Exercise brief | All of the lines below are to be printed again exactly; images are excluded from the output.

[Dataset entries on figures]
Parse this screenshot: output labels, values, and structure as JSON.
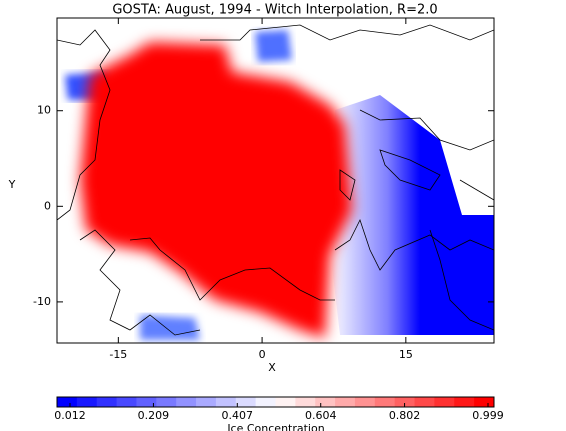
{
  "chart_data": {
    "type": "map",
    "title": "GOSTA: August, 1994 - Witch Interpolation, R=2.0",
    "xlabel": "X",
    "ylabel": "Y",
    "xlim": [
      -21.4,
      24.2
    ],
    "xticks": [
      -15,
      0,
      15
    ],
    "ylim": [
      -14.3,
      19.7
    ],
    "yticks": [
      -10,
      0,
      10
    ],
    "colorbar": {
      "label": "Ice Concentration",
      "lim": [
        0.012,
        0.999
      ],
      "ticks": [
        0.012,
        0.209,
        0.407,
        0.604,
        0.802,
        0.999
      ],
      "colormap": [
        "#0000ff",
        "#ffffff",
        "#ff0000"
      ]
    }
  }
}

Complete answer |
Parse this screenshot: output labels, values, and structure as JSON.
{
  "chart_data": {
    "type": "map",
    "title": "GOSTA: August, 1994 - Witch Interpolation, R=2.0",
    "xlabel": "X",
    "ylabel": "Y",
    "xlim": [
      -21.4,
      24.2
    ],
    "xticks": [
      -15,
      0,
      15
    ],
    "ylim": [
      -14.3,
      19.7
    ],
    "yticks": [
      -10,
      0,
      10
    ],
    "colorbar": {
      "label": "Ice Concentration",
      "lim": [
        0.012,
        0.999
      ],
      "ticks": [
        0.012,
        0.209,
        0.407,
        0.604,
        0.802,
        0.999
      ],
      "colormap": [
        "#0000ff",
        "#ffffff",
        "#ff0000"
      ]
    }
  }
}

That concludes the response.